### Data lines
———

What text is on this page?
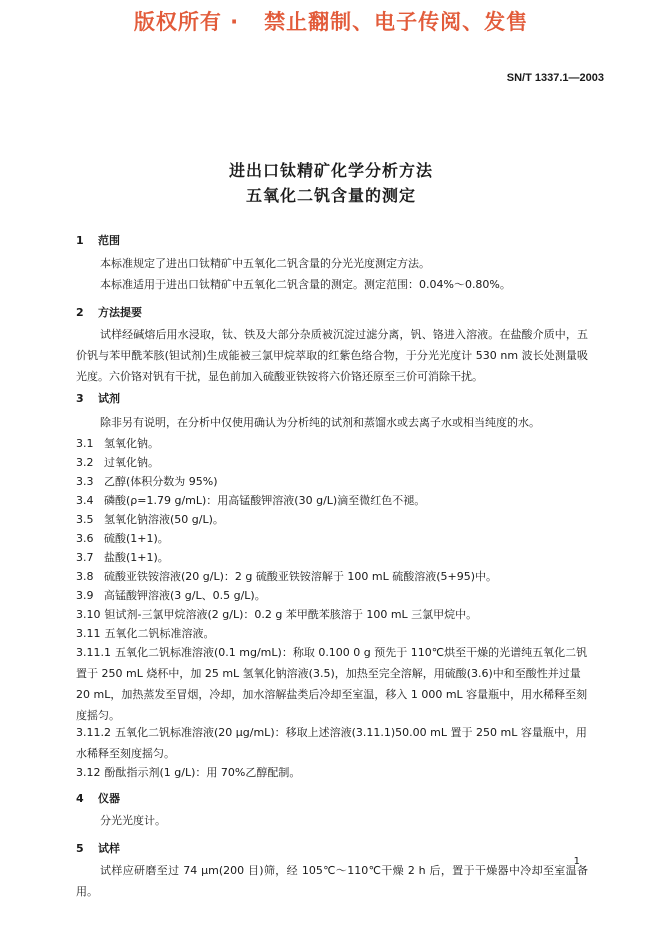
版权所有 ·   禁止翻制、电子传阅、发售
SN/T 1337.1—2003
进出口钛精矿化学分析方法
五氧化二钒含量的测定
1 范围
本标准规定了进出口钛精矿中五氧化二钒含量的分光光度测定方法。
本标准适用于进出口钛精矿中五氧化二钒含量的测定。测定范围：0.04%～0.80%。
2 方法提要
试样经碱熔后用水浸取，钛、铁及大部分杂质被沉淀过滤分离，钒、铬进入溶液。在盐酸介质中，五价钒与苯甲酰苯胲(钽试剂)生成能被三氯甲烷萃取的红紫色络合物，于分光光度计 530 nm 波长处测量吸光度。六价铬对钒有干扰，显色前加入硫酸亚铁铵将六价铬还原至三价可消除干扰。
3 试剂
除非另有说明，在分析中仅使用确认为分析纯的试剂和蒸馏水或去离子水或相当纯度的水。
3.1 氢氧化钠。
3.2 过氧化钠。
3.3 乙醇(体积分数为 95%)
3.4 磷酸(ρ=1.79 g/mL)：用高锰酸钾溶液(30 g/L)滴至微红色不褪。
3.5 氢氧化钠溶液(50 g/L)。
3.6 硫酸(1+1)。
3.7 盐酸(1+1)。
3.8 硫酸亚铁铵溶液(20 g/L)：2 g 硫酸亚铁铵溶解于 100 mL 硫酸溶液(5+95)中。
3.9 高锰酸钾溶液(3 g/L、0.5 g/L)。
3.10 钽试剂-三氯甲烷溶液(2 g/L)：0.2 g 苯甲酰苯胲溶于 100 mL 三氯甲烷中。
3.11 五氧化二钒标准溶液。
3.11.1 五氧化二钒标准溶液(0.1 mg/mL)：称取 0.100 0 g 预先于 110℃烘至干燥的光谱纯五氧化二钒置于 250 mL 烧杯中，加 25 mL 氢氧化钠溶液(3.5)，加热至完全溶解，用硫酸(3.6)中和至酸性并过量 20 mL，加热蒸发至冒烟，冷却，加水溶解盐类后冷却至室温，移入 1 000 mL 容量瓶中，用水稀释至刻度摇匀。
3.11.2 五氧化二钒标准溶液(20 μg/mL)：移取上述溶液(3.11.1)50.00 mL 置于 250 mL 容量瓶中，用水稀释至刻度摇匀。
3.12 酚酞指示剂(1 g/L)：用 70%乙醇配制。
4 仪器
分光光度计。
5 试样
试样应研磨至过 74 μm(200 目)筛，经 105℃～110℃干燥 2 h 后，置于干燥器中冷却至室温备用。
1
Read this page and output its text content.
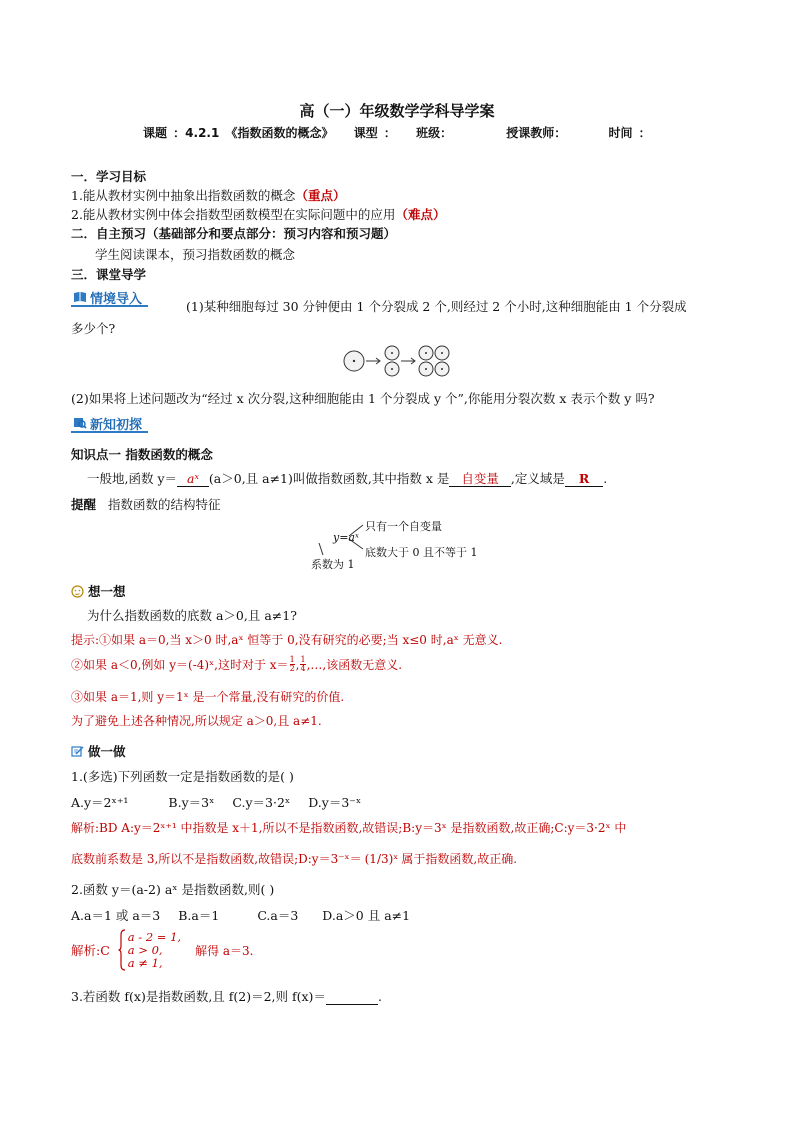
高（一）年级数学学科导学案
课题 ：4.2.1 《指数函数的概念》 课型 ： 班级：	授课教师：	时间 ：
一．学习目标
1.能从教材实例中抽象出指数函数的概念（重点）
2.能从教材实例中体会指数型函数模型在实际问题中的应用（难点）
二．自主预习（基础部分和要点部分：预习内容和预习题）
学生阅读课本，预习指数函数的概念
三．课堂导学
情境导入	(1)某种细胞每过 30 分钟便由 1 个分裂成 2 个,则经过 2 个小时,这种细胞能由 1 个分裂成
多少个?
(2)如果将上述问题改为“经过 x 次分裂,这种细胞能由 1 个分裂成 y 个”,你能用分裂次数 x 表示个数 y 吗?
新知初探
知识点一 指数函数的概念
一般地,函数 y＝ aˣ (a＞0,且 a≠1)叫做指数函数,其中指数 x 是 自变量 ,定义域是 R .
提醒 指数函数的结构特征
y=aˣ
只有一个自变量
底数大于 0 且不等于 1
系数为 1
想一想
为什么指数函数的底数 a＞0,且 a≠1?
提示:①如果 a＝0,当 x＞0 时,aˣ 恒等于 0,没有研究的必要;当 x≤0 时,aˣ 无意义.
②如果 a＜0,例如 y＝(-4)ˣ,这时对于 $x= \frac{1}{2}$ , $\frac{1}{4}$ ,…,该函数无意义.
③如果 a＝1,则 y＝1ˣ 是一个常量,没有研究的价值.
为了避免上述各种情况,所以规定 a＞0,且 a≠1.
做一做
1.(多选)下列函数一定是指数函数的是( )
A.y＝2ˣ⁺¹	B.y＝3ˣ C.y＝3·2ˣ D.y＝3⁻ˣ
解析:BD A:y＝2ˣ⁺¹ 中指数是 x＋1,所以不是指数函数,故错误;B:y＝3ˣ 是指数函数,故正确;C:y＝3·2ˣ 中
底数前系数是 3,所以不是指数函数,故错误;D:y＝3⁻ˣ＝ (1/3)ˣ 属于指数函数,故正确.
2.函数 y＝(a-2) aˣ 是指数函数,则( )
A.a＝1 或 a＝3 B.a＝1	C.a＝3 D.a＞0 且 a≠1
解析:C
a - 2 = 1,
a > 0,
a ≠ 1,
解得 a＝3.
3.若函数 f(x)是指数函数,且 f(2)＝2,则 f(x)＝	.
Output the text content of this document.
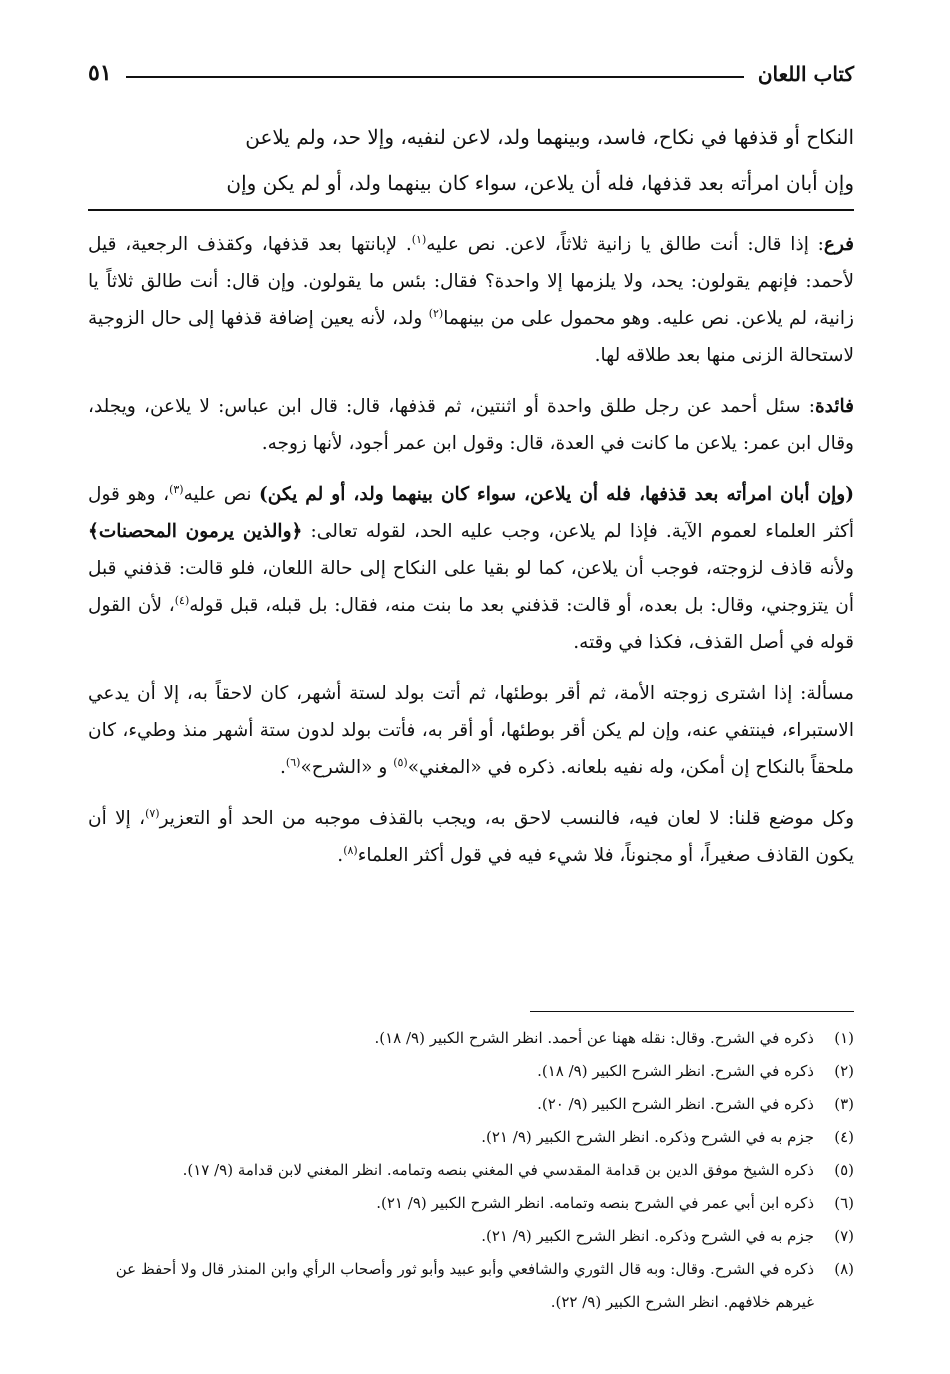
كتاب اللعان
٥١

النكاح أو قذفها في نكاح، فاسد، وبينهما ولد، لاعن لنفيه، وإلا حد، ولم يلاعن

وإن أبان امرأته بعد قذفها، فله أن يلاعن، سواء كان بينهما ولد، أو لم يكن وإن

فرع: إذا قال: أنت طالق يا زانية ثلاثاً، لاعن. نص عليه$^{(١)}$. لإبانتها بعد قذفها، وكقذف الرجعية، قيل لأحمد: فإنهم يقولون: يحد، ولا يلزمها إلا واحدة؟ فقال: بئس ما يقولون. وإن قال: أنت طالق ثلاثاً يا زانية، لم يلاعن. نص عليه. وهو محمول على من بينهما$^{(٢)}$ ولد، لأنه يعين إضافة قذفها إلى حال الزوجية لاستحالة الزنى منها بعد طلاقه لها.

فائدة: سئل أحمد عن رجل طلق واحدة أو اثنتين، ثم قذفها، قال: قال ابن عباس: لا يلاعن، ويجلد، وقال ابن عمر: يلاعن ما كانت في العدة، قال: وقول ابن عمر أجود، لأنها زوجه.

(وإن أبان امرأته بعد قذفها، فله أن يلاعن، سواء كان بينهما ولد، أو لم يكن) نص عليه$^{(٣)}$، وهو قول أكثر العلماء لعموم الآية. فإذا لم يلاعن، وجب عليه الحد، لقوله تعالى: ﴿والذين يرمون المحصنات﴾ ولأنه قاذف لزوجته، فوجب أن يلاعن، كما لو بقيا على النكاح إلى حالة اللعان، فلو قالت: قذفني قبل أن يتزوجني، وقال: بل بعده، أو قالت: قذفني بعد ما بنت منه، فقال: بل قبله، قبل قوله$^{(٤)}$، لأن القول قوله في أصل القذف، فكذا في وقته.

مسألة: إذا اشترى زوجته الأمة، ثم أقر بوطئها، ثم أتت بولد لستة أشهر، كان لاحقاً به، إلا أن يدعي الاستبراء، فينتفي عنه، وإن لم يكن أقر بوطئها، أو أقر به، فأتت بولد لدون ستة أشهر منذ وطيء، كان ملحقاً بالنكاح إن أمكن، وله نفيه بلعانه. ذكره في «المغني»$^{(٥)}$ و «الشرح»$^{(٦)}$.

وكل موضع قلنا: لا لعان فيه، فالنسب لاحق به، ويجب بالقذف موجبه من الحد أو التعزير$^{(٧)}$، إلا أن يكون القاذف صغيراً، أو مجنوناً، فلا شيء فيه في قول أكثر العلماء$^{(٨)}$.

(١)
ذكره في الشرح. وقال: نقله ههنا عن أحمد. انظر الشرح الكبير (٩/ ١٨).
(٢)
ذكره في الشرح. انظر الشرح الكبير (٩/ ١٨).
(٣)
ذكره في الشرح. انظر الشرح الكبير (٩/ ٢٠).
(٤)
جزم به في الشرح وذكره. انظر الشرح الكبير (٩/ ٢١).
(٥)
ذكره الشيخ موفق الدين بن قدامة المقدسي في المغني بنصه وتمامه. انظر المغني لابن قدامة (٩/ ١٧).
(٦)
ذكره ابن أبي عمر في الشرح بنصه وتمامه. انظر الشرح الكبير (٩/ ٢١).
(٧)
جزم به في الشرح وذكره. انظر الشرح الكبير (٩/ ٢١).
(٨)
ذكره في الشرح. وقال: وبه قال الثوري والشافعي وأبو عبيد وأبو ثور وأصحاب الرأي وابن المنذر قال ولا أحفظ عن غيرهم خلافهم. انظر الشرح الكبير (٩/ ٢٢).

———

### Written instruction
Filter the entries above down to the lines containing the word "五氧化二钒标准溶液".

### Final result
3.11 五氧化二钒标准溶液。
3.11.1 五氧化二钒标准溶液(0.1 mg/mL)：称取 0.100 0 g 预先于 110℃烘至干燥的光谱纯五氧化二钒置于 250 mL 烧杯中，加 25 mL 氢氧化钠溶液(3.5)，加热至完全溶解，用硫酸(3.6)中和至酸性并过量 20 mL，加热蒸发至冒烟，冷却，加水溶解盐类后冷却至室温，移入 1 000 mL 容量瓶中，用水稀释至刻度摇匀。
3.11.2 五氧化二钒标准溶液(20 μg/mL)：移取上述溶液(3.11.1)50.00 mL 置于 250 mL 容量瓶中，用水稀释至刻度摇匀。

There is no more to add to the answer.